# Dataset excerpts start

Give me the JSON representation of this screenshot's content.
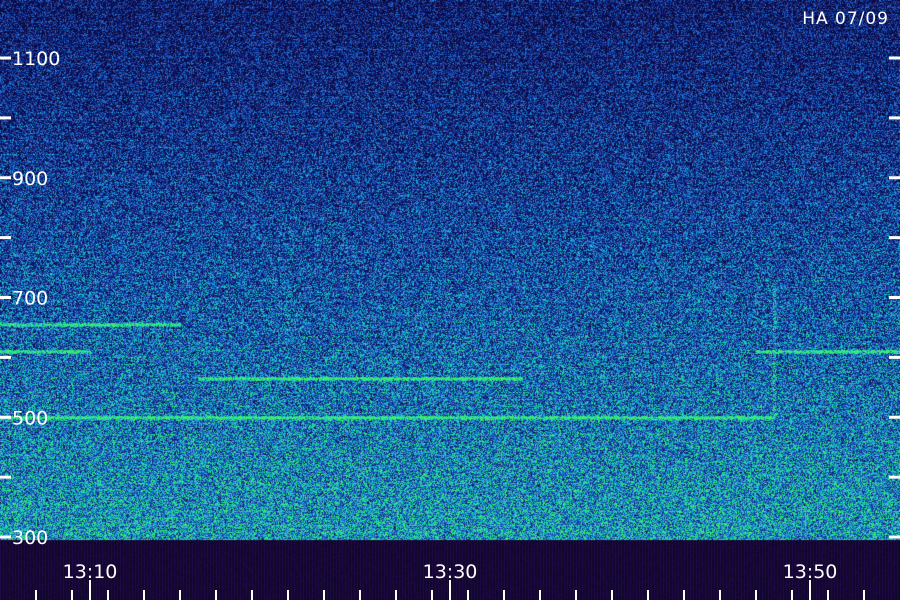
{
  "station_label": "HA 07/09",
  "colors": {
    "background_top": "#101060",
    "background_mid": "#1a3aa0",
    "signal_low": "#1f6fd6",
    "signal_mid": "#18c6c6",
    "signal_high": "#3cf06a",
    "footer": "#0c0620",
    "axis": "#ffffff"
  },
  "chart_data": {
    "type": "heatmap",
    "title": "",
    "xlabel": "",
    "ylabel": "",
    "xlim": [
      "13:05",
      "13:55"
    ],
    "ylim": [
      300,
      1200
    ],
    "y_tick_labels": [
      {
        "value": 1100,
        "label": "1100"
      },
      {
        "value": 900,
        "label": "900"
      },
      {
        "value": 700,
        "label": "700"
      },
      {
        "value": 500,
        "label": "500"
      },
      {
        "value": 300,
        "label": "300"
      }
    ],
    "y_minor_ticks": [
      1000,
      800,
      600,
      400
    ],
    "x_tick_labels": [
      {
        "value": "13:10",
        "label": "13:10"
      },
      {
        "value": "13:30",
        "label": "13:30"
      },
      {
        "value": "13:50",
        "label": "13:50"
      }
    ],
    "x_minor_tick_minutes": [
      2,
      4,
      6,
      8,
      10,
      12,
      14,
      16,
      18,
      20,
      22,
      24,
      26,
      28,
      30,
      32,
      34,
      36,
      38,
      40,
      42,
      44,
      46,
      48,
      50,
      52,
      54,
      56
    ],
    "series": [
      {
        "value": 500,
        "x_range": [
          "13:05",
          "13:48"
        ]
      },
      {
        "value": 565,
        "x_range": [
          "13:16",
          "13:34"
        ]
      },
      {
        "value": 610,
        "x_range": [
          "13:05",
          "13:10"
        ]
      },
      {
        "value": 610,
        "x_range": [
          "13:47",
          "13:55"
        ]
      },
      {
        "value": 655,
        "x_range": [
          "13:05",
          "13:15"
        ]
      }
    ],
    "vertical_features": [
      {
        "time": "13:48",
        "freq_range": [
          500,
          720
        ]
      }
    ]
  }
}
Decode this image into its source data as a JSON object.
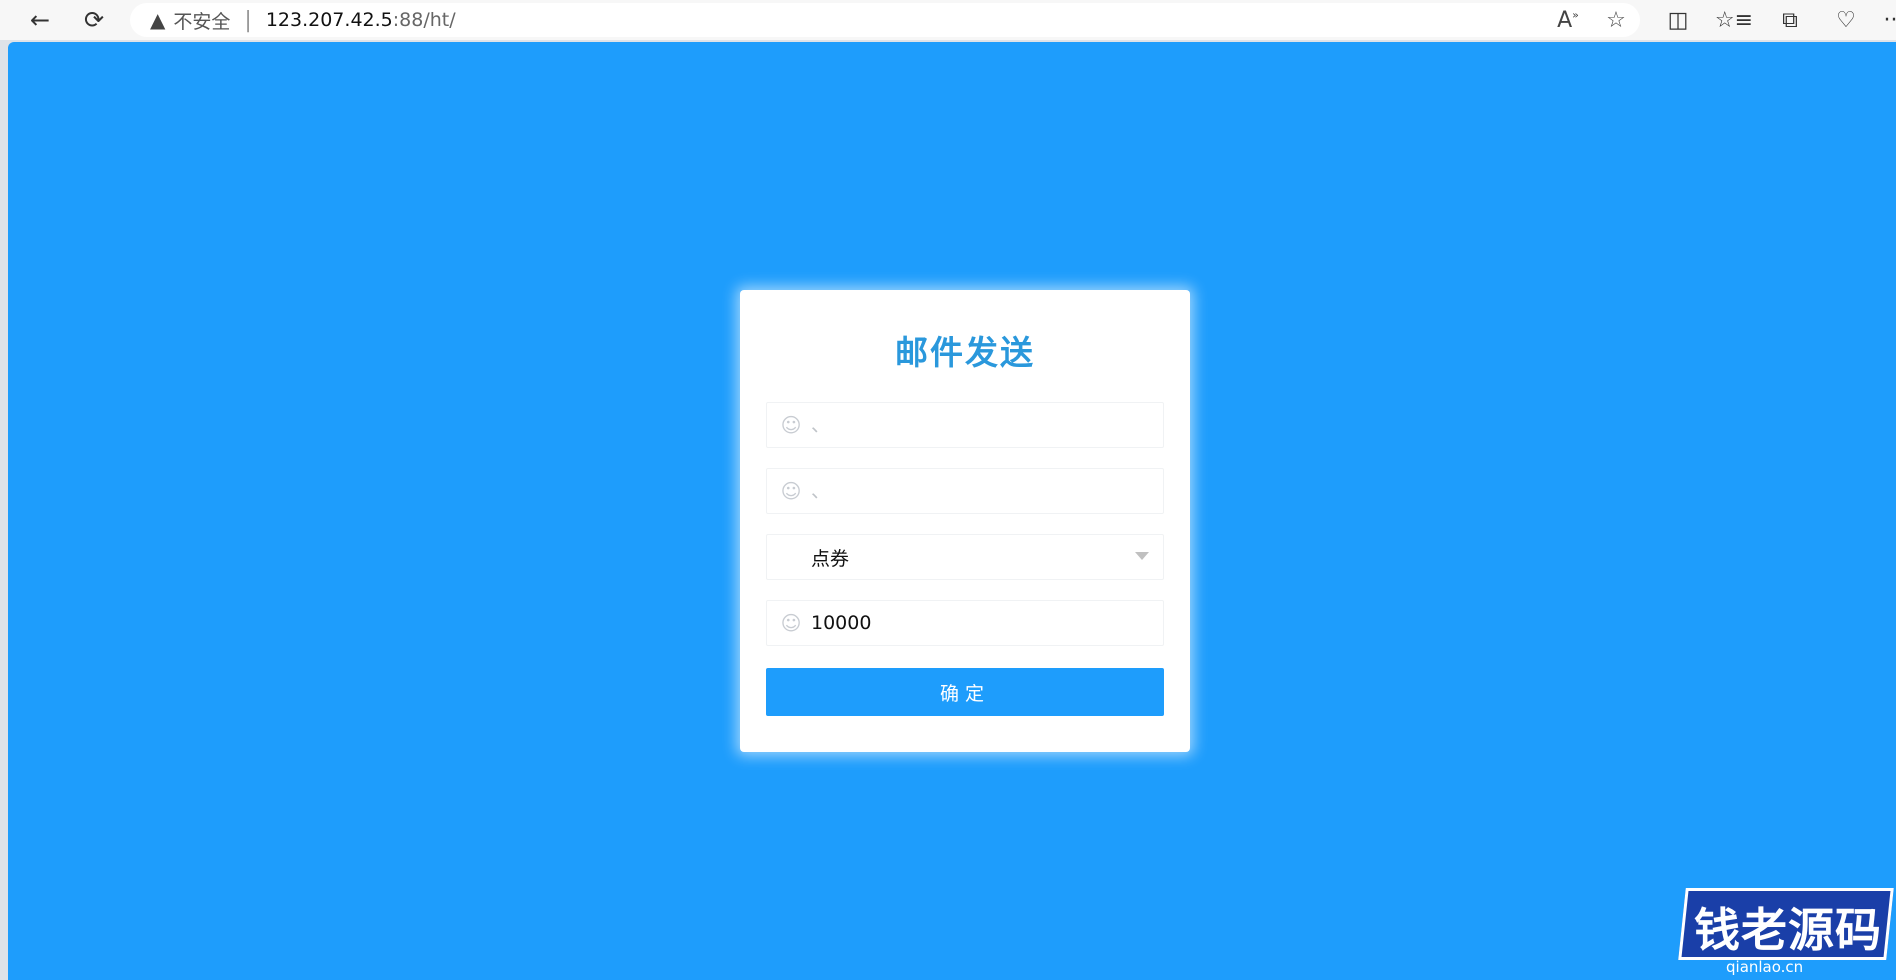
{
  "browser": {
    "security_label": "不安全",
    "url_host": "123.207.42.5",
    "url_rest": ":88/ht/",
    "icons": {
      "back": "back-arrow-icon",
      "reload": "reload-icon",
      "warning": "warning-icon",
      "read_aloud": "read-aloud-icon",
      "favorite": "star-icon",
      "split_screen": "split-screen-icon",
      "favorites": "favorites-icon",
      "collections": "collections-icon",
      "performance": "heart-pulse-icon",
      "more": "more-icon"
    }
  },
  "form": {
    "title": "邮件发送",
    "field1_placeholder": "、",
    "field2_placeholder": "、",
    "select_value": "点券",
    "amount_value": "10000",
    "submit_label": "确定"
  },
  "watermark": {
    "text": "钱老源码",
    "sub": "qianlao.cn"
  },
  "colors": {
    "page_bg": "#1e9dfc",
    "title": "#2a98dc",
    "button": "#1e9dfc",
    "card": "#ffffff"
  }
}
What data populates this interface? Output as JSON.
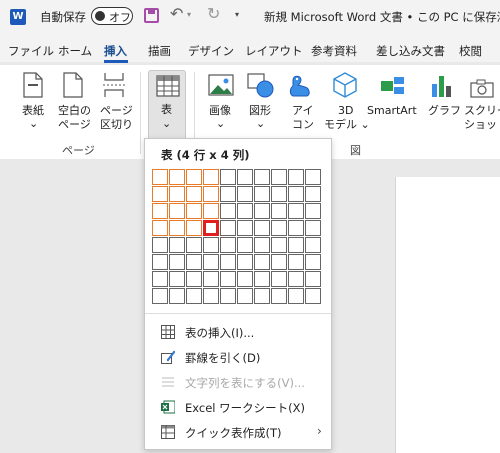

# Dataset excerpts end

#### What needs to be done:
Across all the entries, count the lines that contain the word "JSON" and give the number by itself.

#### Exercise result:
3